## Extracted material
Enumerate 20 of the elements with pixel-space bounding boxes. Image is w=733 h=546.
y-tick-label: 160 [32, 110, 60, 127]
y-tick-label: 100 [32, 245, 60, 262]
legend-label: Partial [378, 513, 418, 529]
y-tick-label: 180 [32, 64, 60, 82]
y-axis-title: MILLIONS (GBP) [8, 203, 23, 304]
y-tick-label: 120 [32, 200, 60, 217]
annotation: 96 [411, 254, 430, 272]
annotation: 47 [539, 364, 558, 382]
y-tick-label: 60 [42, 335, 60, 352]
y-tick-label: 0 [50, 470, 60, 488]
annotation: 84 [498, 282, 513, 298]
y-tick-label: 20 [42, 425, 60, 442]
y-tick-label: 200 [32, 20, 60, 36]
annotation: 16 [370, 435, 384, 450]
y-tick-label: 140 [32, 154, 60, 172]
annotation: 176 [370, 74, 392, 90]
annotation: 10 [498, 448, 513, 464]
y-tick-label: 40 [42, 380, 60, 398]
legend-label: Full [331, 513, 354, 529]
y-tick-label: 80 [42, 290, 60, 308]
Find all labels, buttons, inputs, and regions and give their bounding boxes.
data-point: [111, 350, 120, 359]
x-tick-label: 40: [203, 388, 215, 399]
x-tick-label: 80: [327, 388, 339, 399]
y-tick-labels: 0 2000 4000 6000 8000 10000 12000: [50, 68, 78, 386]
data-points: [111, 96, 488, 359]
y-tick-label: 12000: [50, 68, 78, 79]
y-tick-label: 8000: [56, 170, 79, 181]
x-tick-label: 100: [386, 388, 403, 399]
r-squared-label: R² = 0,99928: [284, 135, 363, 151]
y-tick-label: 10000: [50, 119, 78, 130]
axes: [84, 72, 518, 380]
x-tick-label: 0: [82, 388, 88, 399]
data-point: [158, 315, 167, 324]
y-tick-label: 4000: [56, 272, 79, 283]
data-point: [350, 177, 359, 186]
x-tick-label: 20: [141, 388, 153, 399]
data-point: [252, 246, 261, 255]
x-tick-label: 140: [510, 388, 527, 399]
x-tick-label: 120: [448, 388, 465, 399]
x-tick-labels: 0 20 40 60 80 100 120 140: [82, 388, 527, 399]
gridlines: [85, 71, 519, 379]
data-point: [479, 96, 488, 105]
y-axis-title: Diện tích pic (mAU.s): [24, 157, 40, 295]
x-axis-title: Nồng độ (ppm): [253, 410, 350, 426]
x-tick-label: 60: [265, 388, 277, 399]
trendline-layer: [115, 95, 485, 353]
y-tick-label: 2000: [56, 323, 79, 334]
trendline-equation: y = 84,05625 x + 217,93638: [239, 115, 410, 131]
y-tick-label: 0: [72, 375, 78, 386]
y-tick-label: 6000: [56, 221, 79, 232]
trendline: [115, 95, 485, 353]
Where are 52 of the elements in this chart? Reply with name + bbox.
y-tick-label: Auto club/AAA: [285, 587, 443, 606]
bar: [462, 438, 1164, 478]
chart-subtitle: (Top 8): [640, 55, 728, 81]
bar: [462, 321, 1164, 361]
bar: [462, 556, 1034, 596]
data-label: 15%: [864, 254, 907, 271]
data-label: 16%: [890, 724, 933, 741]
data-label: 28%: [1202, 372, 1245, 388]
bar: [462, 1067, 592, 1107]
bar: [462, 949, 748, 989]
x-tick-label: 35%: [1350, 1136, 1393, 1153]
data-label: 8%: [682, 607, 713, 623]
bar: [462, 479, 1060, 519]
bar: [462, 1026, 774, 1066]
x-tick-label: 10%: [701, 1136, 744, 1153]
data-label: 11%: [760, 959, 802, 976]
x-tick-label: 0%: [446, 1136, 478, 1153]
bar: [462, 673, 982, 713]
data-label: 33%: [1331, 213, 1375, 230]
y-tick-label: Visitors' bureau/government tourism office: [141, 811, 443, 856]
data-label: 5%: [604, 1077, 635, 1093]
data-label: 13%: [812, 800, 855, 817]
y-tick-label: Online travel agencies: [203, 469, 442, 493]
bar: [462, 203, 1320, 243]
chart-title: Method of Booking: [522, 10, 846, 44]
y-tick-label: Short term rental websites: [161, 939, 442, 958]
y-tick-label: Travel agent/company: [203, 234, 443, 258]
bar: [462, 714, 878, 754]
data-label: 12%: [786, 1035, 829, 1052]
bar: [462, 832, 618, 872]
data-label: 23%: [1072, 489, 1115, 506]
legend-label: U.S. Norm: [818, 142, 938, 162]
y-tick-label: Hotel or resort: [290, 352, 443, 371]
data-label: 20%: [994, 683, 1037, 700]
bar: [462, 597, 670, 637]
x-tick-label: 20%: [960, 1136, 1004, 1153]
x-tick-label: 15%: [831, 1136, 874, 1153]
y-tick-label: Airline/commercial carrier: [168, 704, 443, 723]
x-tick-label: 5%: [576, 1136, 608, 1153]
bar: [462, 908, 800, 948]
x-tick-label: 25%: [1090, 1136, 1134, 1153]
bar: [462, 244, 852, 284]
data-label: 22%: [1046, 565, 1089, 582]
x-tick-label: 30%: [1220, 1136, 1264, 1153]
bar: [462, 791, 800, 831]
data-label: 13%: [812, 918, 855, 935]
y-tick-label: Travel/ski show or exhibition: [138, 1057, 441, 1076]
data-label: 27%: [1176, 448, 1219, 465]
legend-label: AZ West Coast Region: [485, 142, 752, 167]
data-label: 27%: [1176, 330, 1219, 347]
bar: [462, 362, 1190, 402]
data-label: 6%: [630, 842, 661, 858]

## Instructions for the task
Please update the data by replacing every "legend-label" with "key-label" and leaving everything else unchanged.

## Solution
Enumerate 20 of the elements with pixel-space bounding boxes. Image is w=733 h=546.
y-tick-label: 160 [32, 110, 60, 127]
y-tick-label: 100 [32, 245, 60, 262]
key-label: Partial [378, 513, 418, 529]
y-tick-label: 180 [32, 64, 60, 82]
y-axis-title: MILLIONS (GBP) [8, 203, 23, 304]
y-tick-label: 120 [32, 200, 60, 217]
annotation: 96 [411, 254, 430, 272]
annotation: 47 [539, 364, 558, 382]
y-tick-label: 60 [42, 335, 60, 352]
y-tick-label: 0 [50, 470, 60, 488]
annotation: 84 [498, 282, 513, 298]
y-tick-label: 20 [42, 425, 60, 442]
y-tick-label: 200 [32, 20, 60, 36]
annotation: 16 [370, 435, 384, 450]
y-tick-label: 140 [32, 154, 60, 172]
annotation: 176 [370, 74, 392, 90]
annotation: 10 [498, 448, 513, 464]
y-tick-label: 40 [42, 380, 60, 398]
key-label: Full [331, 513, 354, 529]
y-tick-label: 80 [42, 290, 60, 308]
Find all labels, buttons, inputs, and regions and give their bounding boxes.
data-point: [111, 350, 120, 359]
x-tick-label: 40: [203, 388, 215, 399]
x-tick-label: 80: [327, 388, 339, 399]
y-tick-labels: 0 2000 4000 6000 8000 10000 12000: [50, 68, 78, 386]
data-points: [111, 96, 488, 359]
y-tick-label: 12000: [50, 68, 78, 79]
y-tick-label: 8000: [56, 170, 79, 181]
x-tick-label: 100: [386, 388, 403, 399]
r-squared-label: R² = 0,99928: [284, 135, 363, 151]
y-tick-label: 10000: [50, 119, 78, 130]
axes: [84, 72, 518, 380]
x-tick-label: 0: [82, 388, 88, 399]
data-point: [158, 315, 167, 324]
y-tick-label: 4000: [56, 272, 79, 283]
data-point: [350, 177, 359, 186]
x-tick-label: 20: [141, 388, 153, 399]
data-point: [252, 246, 261, 255]
x-tick-label: 140: [510, 388, 527, 399]
x-tick-label: 120: [448, 388, 465, 399]
x-tick-labels: 0 20 40 60 80 100 120 140: [82, 388, 527, 399]
gridlines: [85, 71, 519, 379]
data-point: [479, 96, 488, 105]
y-axis-title: Diện tích pic (mAU.s): [24, 157, 40, 295]
x-axis-title: Nồng độ (ppm): [253, 410, 350, 426]
x-tick-label: 60: [265, 388, 277, 399]
trendline-layer: [115, 95, 485, 353]
y-tick-label: 2000: [56, 323, 79, 334]
trendline-equation: y = 84,05625 x + 217,93638: [239, 115, 410, 131]
y-tick-label: 0: [72, 375, 78, 386]
y-tick-label: 6000: [56, 221, 79, 232]
trendline: [115, 95, 485, 353]
Where are 52 of the elements in this chart? Reply with name + bbox.
y-tick-label: Auto club/AAA: [285, 587, 443, 606]
bar: [462, 438, 1164, 478]
chart-subtitle: (Top 8): [640, 55, 728, 81]
bar: [462, 321, 1164, 361]
bar: [462, 556, 1034, 596]
data-label: 15%: [864, 254, 907, 271]
data-label: 16%: [890, 724, 933, 741]
data-label: 28%: [1202, 372, 1245, 388]
bar: [462, 1067, 592, 1107]
bar: [462, 949, 748, 989]
x-tick-label: 35%: [1350, 1136, 1393, 1153]
data-label: 8%: [682, 607, 713, 623]
bar: [462, 479, 1060, 519]
bar: [462, 1026, 774, 1066]
x-tick-label: 10%: [701, 1136, 744, 1153]
data-label: 11%: [760, 959, 802, 976]
x-tick-label: 0%: [446, 1136, 478, 1153]
bar: [462, 673, 982, 713]
data-label: 33%: [1331, 213, 1375, 230]
y-tick-label: Visitors' bureau/government tourism office: [141, 811, 443, 856]
data-label: 5%: [604, 1077, 635, 1093]
data-label: 13%: [812, 800, 855, 817]
y-tick-label: Online travel agencies: [203, 469, 442, 493]
bar: [462, 203, 1320, 243]
chart-title: Method of Booking: [522, 10, 846, 44]
y-tick-label: Short term rental websites: [161, 939, 442, 958]
y-tick-label: Travel agent/company: [203, 234, 443, 258]
bar: [462, 714, 878, 754]
data-label: 12%: [786, 1035, 829, 1052]
bar: [462, 832, 618, 872]
data-label: 23%: [1072, 489, 1115, 506]
key-label: U.S. Norm: [818, 142, 938, 162]
y-tick-label: Hotel or resort: [290, 352, 443, 371]
data-label: 20%: [994, 683, 1037, 700]
bar: [462, 597, 670, 637]
x-tick-label: 20%: [960, 1136, 1004, 1153]
x-tick-label: 15%: [831, 1136, 874, 1153]
y-tick-label: Airline/commercial carrier: [168, 704, 443, 723]
x-tick-label: 5%: [576, 1136, 608, 1153]
bar: [462, 908, 800, 948]
x-tick-label: 25%: [1090, 1136, 1134, 1153]
bar: [462, 244, 852, 284]
data-label: 22%: [1046, 565, 1089, 582]
x-tick-label: 30%: [1220, 1136, 1264, 1153]
bar: [462, 791, 800, 831]
data-label: 13%: [812, 918, 855, 935]
y-tick-label: Travel/ski show or exhibition: [138, 1057, 441, 1076]
data-label: 27%: [1176, 448, 1219, 465]
key-label: AZ West Coast Region: [485, 142, 752, 167]
data-label: 27%: [1176, 330, 1219, 347]
bar: [462, 362, 1190, 402]
data-label: 6%: [630, 842, 661, 858]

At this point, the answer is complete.